Exercise prompt
Copy out exactly every line from the line containing "What does this" until the records below end, inclusive of both boundary lines.

Rows
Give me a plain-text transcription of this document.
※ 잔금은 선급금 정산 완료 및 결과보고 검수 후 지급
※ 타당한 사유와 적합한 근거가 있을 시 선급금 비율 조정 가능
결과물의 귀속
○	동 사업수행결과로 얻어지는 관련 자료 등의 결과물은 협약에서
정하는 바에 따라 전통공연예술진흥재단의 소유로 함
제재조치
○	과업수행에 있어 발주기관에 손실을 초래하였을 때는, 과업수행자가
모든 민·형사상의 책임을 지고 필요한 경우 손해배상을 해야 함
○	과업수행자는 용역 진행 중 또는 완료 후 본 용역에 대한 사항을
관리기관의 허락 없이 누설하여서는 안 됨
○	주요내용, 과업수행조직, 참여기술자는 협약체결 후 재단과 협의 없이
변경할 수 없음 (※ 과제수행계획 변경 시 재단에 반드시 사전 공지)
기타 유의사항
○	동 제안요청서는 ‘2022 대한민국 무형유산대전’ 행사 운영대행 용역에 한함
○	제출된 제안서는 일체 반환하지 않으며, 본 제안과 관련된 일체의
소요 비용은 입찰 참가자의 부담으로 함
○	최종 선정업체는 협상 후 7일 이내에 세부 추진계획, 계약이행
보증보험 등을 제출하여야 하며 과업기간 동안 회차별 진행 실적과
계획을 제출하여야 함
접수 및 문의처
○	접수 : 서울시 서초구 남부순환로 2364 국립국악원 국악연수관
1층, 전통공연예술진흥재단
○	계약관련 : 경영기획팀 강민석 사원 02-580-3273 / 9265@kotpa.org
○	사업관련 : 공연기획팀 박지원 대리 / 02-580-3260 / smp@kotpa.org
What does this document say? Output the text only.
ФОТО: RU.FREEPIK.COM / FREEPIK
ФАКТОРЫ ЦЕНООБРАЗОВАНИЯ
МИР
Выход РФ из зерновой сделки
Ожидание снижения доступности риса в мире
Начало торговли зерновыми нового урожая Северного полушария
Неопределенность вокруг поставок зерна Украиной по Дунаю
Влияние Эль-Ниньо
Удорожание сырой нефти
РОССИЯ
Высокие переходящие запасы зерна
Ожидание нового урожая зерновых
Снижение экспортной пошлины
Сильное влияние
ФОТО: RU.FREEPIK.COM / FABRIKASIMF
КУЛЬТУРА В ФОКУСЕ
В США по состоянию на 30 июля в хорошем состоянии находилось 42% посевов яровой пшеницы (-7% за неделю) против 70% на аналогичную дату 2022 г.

Result
What does this document say? Output the text only.
ФОТО: RU.FREEPIK.COM / FREEPIK
ФАКТОРЫ ЦЕНООБРАЗОВАНИЯ
МИР
Выход РФ из зерновой сделки
Ожидание снижения доступности риса в мире
Начало торговли зерновыми нового урожая Северного полушария
Неопределенность вокруг поставок зерна Украиной по Дунаю
Влияние Эль-Ниньо
Удорожание сырой нефти
РОССИЯ
Высокие переходящие запасы зерна
Ожидание нового урожая зерновых
Снижение экспортной пошлины
Сильное влияние
ФОТО: RU.FREEPIK.COM / FABRIKASIMF
КУЛЬТУРА В ФОКУСЕ
В США по состоянию на 30 июля в хорошем состоянии находилось 42% посевов яровой пшеницы (-7% за неделю) против 70% на аналогичную дату 2022 г.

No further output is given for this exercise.